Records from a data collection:
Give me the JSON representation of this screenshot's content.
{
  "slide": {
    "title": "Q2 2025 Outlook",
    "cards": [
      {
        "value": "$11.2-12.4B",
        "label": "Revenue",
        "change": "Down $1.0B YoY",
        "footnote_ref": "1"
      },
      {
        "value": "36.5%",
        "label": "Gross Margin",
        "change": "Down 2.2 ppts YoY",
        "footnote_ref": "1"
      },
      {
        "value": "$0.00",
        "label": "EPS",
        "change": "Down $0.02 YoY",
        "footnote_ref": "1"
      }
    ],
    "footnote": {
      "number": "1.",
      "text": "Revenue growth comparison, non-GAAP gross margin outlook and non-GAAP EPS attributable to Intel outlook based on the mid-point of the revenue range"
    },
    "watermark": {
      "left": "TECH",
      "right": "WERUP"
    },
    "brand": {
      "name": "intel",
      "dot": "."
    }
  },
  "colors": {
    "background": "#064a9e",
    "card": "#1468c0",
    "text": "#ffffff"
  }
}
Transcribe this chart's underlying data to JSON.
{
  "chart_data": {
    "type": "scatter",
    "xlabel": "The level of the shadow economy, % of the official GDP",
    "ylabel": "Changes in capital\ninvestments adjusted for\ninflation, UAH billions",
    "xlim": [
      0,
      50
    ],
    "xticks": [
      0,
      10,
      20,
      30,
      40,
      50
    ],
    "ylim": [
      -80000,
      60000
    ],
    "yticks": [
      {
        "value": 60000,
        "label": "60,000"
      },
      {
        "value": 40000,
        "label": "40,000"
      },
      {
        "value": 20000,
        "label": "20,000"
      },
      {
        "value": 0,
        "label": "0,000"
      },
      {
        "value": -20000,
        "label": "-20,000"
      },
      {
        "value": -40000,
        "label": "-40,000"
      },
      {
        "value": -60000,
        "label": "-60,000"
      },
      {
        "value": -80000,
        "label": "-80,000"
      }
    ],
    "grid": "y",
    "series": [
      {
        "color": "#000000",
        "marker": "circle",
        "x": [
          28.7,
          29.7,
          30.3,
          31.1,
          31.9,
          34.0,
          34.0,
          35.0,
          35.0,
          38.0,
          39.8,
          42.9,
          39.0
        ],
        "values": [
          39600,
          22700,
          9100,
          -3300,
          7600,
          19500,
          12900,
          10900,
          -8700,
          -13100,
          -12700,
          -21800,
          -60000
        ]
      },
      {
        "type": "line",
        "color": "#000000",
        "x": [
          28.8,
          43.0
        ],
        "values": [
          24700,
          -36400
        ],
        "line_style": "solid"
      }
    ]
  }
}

INSTRUCTIONS FOR THE TASK =
Gather each line from the listing above that holds "Revenue".

PROBLEM SOLUTION =
        "label": "Revenue",
      "text": "Revenue growth comparison, non-GAAP gross margin outlook and non-GAAP EPS attributable to Intel outlook based on the mid-point of the revenue range"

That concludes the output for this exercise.